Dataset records
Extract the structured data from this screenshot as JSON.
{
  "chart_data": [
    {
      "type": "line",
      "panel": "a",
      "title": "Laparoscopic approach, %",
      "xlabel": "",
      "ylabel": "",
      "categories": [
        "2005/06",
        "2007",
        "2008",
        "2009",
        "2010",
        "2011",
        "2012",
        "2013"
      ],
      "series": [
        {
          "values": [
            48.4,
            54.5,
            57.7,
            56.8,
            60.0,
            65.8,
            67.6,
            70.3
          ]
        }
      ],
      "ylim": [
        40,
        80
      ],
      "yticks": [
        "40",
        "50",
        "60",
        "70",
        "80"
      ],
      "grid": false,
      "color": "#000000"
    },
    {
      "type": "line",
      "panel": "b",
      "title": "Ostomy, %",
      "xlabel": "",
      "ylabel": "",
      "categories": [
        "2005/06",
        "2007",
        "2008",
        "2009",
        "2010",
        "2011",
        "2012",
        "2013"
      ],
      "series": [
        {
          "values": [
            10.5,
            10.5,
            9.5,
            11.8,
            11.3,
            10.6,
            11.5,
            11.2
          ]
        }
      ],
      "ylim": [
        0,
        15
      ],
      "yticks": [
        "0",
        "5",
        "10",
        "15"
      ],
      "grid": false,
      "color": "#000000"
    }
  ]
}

EXERCISE: Repeat the data in its entirety, character for character.

COMPLETE ANSWER:
Extract the structured data from this screenshot as JSON.
{
  "chart_data": [
    {
      "type": "line",
      "panel": "a",
      "title": "Laparoscopic approach, %",
      "xlabel": "",
      "ylabel": "",
      "categories": [
        "2005/06",
        "2007",
        "2008",
        "2009",
        "2010",
        "2011",
        "2012",
        "2013"
      ],
      "series": [
        {
          "values": [
            48.4,
            54.5,
            57.7,
            56.8,
            60.0,
            65.8,
            67.6,
            70.3
          ]
        }
      ],
      "ylim": [
        40,
        80
      ],
      "yticks": [
        "40",
        "50",
        "60",
        "70",
        "80"
      ],
      "grid": false,
      "color": "#000000"
    },
    {
      "type": "line",
      "panel": "b",
      "title": "Ostomy, %",
      "xlabel": "",
      "ylabel": "",
      "categories": [
        "2005/06",
        "2007",
        "2008",
        "2009",
        "2010",
        "2011",
        "2012",
        "2013"
      ],
      "series": [
        {
          "values": [
            10.5,
            10.5,
            9.5,
            11.8,
            11.3,
            10.6,
            11.5,
            11.2
          ]
        }
      ],
      "ylim": [
        0,
        15
      ],
      "yticks": [
        "0",
        "5",
        "10",
        "15"
      ],
      "grid": false,
      "color": "#000000"
    }
  ]
}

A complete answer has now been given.